Aim of the task
Search the material for the string "Antworten", then return every line where it is found.

Given information

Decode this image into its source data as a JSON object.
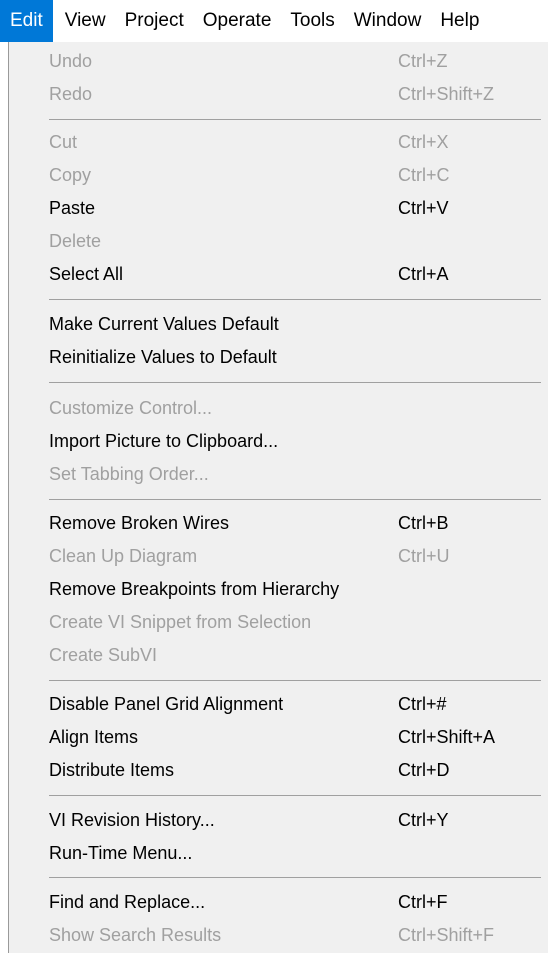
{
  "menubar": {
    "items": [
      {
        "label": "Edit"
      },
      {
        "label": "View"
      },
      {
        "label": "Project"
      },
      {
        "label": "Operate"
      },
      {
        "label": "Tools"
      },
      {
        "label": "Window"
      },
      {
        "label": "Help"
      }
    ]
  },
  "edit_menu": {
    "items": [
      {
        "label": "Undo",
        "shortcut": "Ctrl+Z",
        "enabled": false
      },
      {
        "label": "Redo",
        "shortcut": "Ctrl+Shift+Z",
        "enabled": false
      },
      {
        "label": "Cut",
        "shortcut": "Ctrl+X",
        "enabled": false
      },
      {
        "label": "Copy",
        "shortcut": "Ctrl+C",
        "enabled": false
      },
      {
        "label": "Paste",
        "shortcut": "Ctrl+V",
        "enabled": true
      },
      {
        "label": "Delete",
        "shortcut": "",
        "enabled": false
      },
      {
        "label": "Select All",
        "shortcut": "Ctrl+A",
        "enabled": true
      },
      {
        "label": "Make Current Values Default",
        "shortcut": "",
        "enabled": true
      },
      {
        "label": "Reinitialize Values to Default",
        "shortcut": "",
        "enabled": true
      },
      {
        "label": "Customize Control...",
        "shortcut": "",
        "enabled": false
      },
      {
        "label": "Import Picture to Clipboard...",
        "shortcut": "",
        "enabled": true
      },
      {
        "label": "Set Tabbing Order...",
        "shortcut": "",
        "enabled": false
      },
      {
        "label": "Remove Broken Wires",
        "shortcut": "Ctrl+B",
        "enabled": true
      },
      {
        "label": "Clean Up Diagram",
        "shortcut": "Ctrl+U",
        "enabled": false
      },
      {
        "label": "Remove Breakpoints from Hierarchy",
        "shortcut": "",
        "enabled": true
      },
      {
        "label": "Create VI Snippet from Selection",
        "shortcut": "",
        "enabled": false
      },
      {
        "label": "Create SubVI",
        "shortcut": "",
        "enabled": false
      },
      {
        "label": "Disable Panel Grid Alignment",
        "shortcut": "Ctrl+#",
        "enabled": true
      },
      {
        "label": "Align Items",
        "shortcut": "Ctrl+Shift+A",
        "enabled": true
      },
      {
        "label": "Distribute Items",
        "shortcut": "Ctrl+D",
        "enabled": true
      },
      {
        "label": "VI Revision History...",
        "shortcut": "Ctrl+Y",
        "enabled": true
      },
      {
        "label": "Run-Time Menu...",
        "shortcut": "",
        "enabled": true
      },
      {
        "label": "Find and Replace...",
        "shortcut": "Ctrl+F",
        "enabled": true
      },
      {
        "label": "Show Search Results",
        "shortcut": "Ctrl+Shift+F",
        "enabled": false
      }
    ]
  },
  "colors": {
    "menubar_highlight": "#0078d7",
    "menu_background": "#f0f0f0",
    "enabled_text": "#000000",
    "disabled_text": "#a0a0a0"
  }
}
* * *
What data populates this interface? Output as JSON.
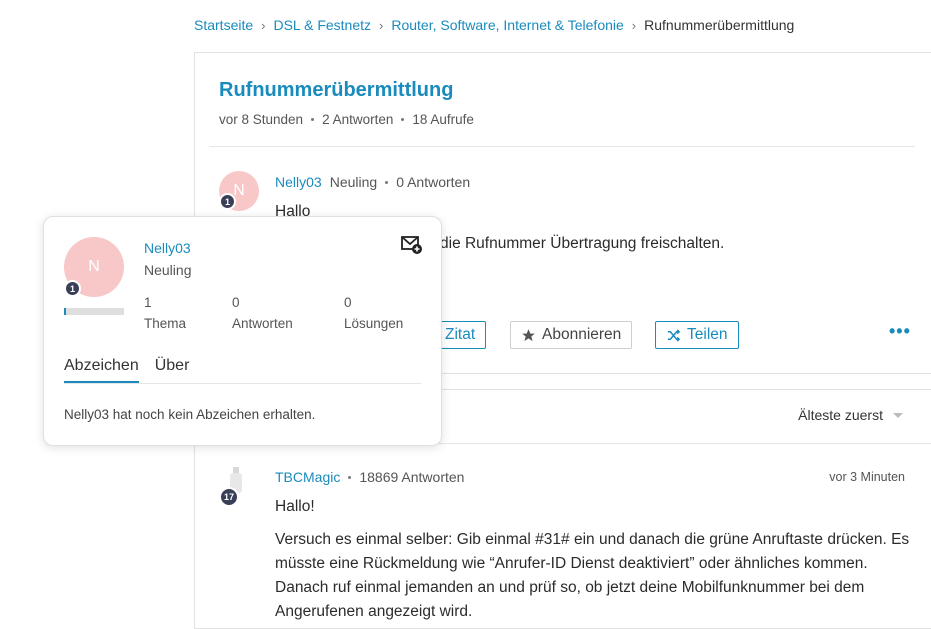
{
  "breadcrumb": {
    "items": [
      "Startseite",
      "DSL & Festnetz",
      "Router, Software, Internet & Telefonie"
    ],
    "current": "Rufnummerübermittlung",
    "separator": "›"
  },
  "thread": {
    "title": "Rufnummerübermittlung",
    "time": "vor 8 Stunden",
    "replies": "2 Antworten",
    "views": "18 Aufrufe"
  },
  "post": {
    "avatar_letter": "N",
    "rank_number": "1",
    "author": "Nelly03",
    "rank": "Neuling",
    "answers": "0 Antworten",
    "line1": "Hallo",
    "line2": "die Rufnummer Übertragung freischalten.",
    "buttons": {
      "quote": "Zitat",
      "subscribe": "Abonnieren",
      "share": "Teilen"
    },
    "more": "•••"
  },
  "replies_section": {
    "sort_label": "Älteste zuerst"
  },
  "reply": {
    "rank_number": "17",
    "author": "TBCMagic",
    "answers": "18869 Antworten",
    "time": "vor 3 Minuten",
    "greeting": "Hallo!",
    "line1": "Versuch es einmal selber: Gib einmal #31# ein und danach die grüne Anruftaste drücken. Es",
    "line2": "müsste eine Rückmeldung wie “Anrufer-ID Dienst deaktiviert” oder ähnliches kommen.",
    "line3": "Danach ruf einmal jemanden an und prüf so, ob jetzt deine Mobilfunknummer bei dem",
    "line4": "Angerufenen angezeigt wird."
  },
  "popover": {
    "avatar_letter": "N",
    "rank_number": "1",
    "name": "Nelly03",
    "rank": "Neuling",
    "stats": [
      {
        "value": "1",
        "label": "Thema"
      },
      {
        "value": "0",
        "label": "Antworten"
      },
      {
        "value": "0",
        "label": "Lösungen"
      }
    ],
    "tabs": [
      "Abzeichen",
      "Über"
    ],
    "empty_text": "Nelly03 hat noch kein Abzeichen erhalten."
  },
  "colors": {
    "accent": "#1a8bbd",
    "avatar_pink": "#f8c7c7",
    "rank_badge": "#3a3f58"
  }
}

Task solution
    "replies": "2 Antworten",
    "answers": "0 Antworten",
    "answers": "18869 Antworten",
        "label": "Antworten"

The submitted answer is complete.